Directive:
State how many lines of the listing below include the word "content". Give only the number.
^^^^^^^^^^^^^^^^
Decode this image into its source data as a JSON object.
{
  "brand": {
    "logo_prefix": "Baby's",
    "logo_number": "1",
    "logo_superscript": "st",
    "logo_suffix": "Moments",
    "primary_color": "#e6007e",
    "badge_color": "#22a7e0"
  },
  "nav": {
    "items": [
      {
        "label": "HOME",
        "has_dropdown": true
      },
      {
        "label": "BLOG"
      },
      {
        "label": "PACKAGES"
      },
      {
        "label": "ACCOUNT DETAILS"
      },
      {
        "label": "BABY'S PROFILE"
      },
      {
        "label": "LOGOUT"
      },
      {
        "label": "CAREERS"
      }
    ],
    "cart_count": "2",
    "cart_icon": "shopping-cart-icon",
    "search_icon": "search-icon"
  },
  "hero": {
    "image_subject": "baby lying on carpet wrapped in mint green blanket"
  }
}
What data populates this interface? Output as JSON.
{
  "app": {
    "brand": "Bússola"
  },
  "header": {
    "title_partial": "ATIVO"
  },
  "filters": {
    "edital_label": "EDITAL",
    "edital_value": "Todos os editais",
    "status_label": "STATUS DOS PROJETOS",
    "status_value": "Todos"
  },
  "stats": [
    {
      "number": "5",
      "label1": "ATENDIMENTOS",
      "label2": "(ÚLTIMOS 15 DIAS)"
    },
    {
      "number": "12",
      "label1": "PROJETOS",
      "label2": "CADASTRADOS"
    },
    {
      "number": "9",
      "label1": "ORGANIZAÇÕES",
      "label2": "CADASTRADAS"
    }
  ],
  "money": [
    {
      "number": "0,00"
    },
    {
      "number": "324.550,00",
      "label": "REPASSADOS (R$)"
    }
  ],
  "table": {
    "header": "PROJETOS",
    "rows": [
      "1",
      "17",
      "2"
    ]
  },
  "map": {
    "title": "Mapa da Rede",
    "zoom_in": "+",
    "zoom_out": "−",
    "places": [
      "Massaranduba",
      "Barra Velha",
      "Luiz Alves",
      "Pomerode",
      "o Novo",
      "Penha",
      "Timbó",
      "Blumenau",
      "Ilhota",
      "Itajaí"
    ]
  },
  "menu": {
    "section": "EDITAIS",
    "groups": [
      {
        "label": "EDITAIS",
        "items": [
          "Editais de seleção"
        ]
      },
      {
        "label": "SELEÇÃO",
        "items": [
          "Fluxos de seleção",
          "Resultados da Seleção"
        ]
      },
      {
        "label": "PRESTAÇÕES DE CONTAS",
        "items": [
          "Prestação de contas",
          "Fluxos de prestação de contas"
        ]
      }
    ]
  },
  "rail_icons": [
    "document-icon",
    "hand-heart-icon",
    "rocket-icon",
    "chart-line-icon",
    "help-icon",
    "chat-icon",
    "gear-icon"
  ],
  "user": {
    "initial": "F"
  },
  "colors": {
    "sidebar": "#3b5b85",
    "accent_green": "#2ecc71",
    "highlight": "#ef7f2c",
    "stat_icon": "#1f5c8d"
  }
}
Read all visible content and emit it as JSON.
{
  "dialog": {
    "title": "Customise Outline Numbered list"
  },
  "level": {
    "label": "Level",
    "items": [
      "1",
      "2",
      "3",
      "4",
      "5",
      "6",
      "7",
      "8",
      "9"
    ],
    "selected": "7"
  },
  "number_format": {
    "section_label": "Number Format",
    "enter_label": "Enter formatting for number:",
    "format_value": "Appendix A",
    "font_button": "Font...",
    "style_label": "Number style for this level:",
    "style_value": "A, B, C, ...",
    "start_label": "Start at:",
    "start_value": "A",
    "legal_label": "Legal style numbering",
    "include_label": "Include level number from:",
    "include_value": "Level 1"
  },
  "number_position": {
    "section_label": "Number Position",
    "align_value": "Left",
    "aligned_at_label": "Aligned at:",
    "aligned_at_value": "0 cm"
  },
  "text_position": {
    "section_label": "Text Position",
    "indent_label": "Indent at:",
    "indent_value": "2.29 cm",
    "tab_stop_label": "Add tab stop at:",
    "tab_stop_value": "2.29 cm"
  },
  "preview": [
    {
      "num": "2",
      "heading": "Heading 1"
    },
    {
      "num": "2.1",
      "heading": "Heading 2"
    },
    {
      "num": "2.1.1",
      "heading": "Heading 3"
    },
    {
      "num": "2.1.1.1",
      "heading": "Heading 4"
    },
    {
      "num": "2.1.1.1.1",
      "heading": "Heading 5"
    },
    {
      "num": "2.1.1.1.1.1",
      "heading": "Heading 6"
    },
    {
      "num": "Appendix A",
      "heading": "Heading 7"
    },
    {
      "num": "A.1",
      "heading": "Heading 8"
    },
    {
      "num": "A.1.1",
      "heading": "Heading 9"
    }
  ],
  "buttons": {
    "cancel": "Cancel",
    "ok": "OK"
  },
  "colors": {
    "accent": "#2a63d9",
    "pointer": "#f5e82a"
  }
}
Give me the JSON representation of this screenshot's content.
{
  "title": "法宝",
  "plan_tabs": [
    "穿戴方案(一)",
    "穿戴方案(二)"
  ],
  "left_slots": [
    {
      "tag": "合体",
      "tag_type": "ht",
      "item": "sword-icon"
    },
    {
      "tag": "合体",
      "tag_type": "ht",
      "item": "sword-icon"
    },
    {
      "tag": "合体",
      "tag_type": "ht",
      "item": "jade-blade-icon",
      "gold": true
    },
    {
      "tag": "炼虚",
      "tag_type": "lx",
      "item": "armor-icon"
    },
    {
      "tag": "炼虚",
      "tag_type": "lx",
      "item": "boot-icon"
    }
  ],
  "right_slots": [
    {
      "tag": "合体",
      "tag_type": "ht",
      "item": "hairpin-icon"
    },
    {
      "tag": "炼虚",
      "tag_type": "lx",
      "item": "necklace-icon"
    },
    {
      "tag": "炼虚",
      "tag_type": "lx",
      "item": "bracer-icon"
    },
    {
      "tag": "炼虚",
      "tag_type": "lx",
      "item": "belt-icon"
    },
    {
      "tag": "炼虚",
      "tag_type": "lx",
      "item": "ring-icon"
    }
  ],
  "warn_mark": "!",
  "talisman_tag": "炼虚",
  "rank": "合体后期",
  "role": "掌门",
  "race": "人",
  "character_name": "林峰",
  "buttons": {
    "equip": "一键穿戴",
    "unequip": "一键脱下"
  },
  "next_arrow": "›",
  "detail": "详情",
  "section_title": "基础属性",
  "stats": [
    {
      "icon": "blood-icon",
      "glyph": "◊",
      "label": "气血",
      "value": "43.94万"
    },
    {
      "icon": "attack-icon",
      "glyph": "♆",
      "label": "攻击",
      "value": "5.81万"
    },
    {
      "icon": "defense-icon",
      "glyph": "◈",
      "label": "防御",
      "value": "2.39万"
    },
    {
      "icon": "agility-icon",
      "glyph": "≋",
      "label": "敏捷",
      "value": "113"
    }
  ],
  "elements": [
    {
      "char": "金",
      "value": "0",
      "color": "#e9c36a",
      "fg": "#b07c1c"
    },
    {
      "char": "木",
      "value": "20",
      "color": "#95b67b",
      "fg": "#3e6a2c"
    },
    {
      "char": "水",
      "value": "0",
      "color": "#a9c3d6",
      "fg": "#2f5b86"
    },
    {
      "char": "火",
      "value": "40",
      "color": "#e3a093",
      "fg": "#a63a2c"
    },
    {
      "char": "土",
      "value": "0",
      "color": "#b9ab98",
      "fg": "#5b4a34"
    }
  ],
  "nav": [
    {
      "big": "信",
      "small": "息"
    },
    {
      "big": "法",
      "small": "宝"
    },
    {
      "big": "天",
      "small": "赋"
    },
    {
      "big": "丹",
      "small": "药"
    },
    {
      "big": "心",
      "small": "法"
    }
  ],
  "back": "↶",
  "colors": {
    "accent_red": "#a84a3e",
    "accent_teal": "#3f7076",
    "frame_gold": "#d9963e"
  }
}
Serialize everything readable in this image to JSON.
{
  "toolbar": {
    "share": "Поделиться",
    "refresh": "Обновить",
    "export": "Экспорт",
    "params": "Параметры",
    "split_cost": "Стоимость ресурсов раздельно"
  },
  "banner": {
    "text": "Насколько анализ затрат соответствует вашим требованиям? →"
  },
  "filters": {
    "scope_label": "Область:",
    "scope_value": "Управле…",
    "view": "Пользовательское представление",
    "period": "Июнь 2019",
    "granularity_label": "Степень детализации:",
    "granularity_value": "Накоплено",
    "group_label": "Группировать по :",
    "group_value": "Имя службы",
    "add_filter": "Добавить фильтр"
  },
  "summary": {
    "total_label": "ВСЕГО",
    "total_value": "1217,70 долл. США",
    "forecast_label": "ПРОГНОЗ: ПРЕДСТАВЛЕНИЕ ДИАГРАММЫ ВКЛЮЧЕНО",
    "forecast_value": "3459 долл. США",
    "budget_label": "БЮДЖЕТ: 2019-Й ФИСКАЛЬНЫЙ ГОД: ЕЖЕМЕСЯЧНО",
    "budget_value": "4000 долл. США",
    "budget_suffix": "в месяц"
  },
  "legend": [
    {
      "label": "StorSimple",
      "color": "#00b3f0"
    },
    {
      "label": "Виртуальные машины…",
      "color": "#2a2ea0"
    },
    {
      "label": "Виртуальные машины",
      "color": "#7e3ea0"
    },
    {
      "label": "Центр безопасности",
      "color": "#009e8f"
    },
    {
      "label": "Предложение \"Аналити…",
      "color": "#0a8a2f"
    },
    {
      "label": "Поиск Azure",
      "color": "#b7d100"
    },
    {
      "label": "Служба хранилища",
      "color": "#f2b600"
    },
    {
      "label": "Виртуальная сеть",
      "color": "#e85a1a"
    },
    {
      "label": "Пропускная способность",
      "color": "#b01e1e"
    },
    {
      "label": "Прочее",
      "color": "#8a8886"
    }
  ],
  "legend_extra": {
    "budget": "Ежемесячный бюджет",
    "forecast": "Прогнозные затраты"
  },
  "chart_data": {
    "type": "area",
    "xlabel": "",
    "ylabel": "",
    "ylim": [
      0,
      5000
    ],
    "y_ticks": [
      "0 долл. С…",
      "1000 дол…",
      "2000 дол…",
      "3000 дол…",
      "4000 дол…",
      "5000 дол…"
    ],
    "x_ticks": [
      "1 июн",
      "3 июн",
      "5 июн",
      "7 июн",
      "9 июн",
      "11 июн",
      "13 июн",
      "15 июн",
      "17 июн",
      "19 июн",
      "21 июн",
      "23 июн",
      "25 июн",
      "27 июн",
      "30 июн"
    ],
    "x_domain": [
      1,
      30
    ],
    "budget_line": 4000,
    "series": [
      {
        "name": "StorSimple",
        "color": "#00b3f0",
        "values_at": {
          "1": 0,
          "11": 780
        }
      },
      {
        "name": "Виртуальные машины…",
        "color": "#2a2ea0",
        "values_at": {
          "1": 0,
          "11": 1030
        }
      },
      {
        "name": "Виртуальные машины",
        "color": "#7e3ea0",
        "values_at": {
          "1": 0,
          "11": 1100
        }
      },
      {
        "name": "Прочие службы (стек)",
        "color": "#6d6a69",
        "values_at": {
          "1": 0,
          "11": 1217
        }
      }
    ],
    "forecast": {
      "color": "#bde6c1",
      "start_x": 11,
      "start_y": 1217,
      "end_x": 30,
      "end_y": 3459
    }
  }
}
^^^^^^^^^^^^^^^^
Finished answer:
2